Provide an exact reproduction of every entry.

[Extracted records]
## start
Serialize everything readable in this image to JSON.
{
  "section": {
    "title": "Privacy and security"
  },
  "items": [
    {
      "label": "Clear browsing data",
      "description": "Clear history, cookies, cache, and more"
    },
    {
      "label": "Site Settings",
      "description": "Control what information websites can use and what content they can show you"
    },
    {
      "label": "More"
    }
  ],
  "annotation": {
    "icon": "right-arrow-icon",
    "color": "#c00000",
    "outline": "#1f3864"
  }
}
## end
### Correct response:
Serialize everything readable in this image to JSON.
{
  "section": {
    "title": "Privacy and security"
  },
  "items": [
    {
      "label": "Clear browsing data",
      "description": "Clear history, cookies, cache, and more"
    },
    {
      "label": "Site Settings",
      "description": "Control what information websites can use and what content they can show you"
    },
    {
      "label": "More"
    }
  ],
  "annotation": {
    "icon": "right-arrow-icon",
    "color": "#c00000",
    "outline": "#1f3864"
  }
}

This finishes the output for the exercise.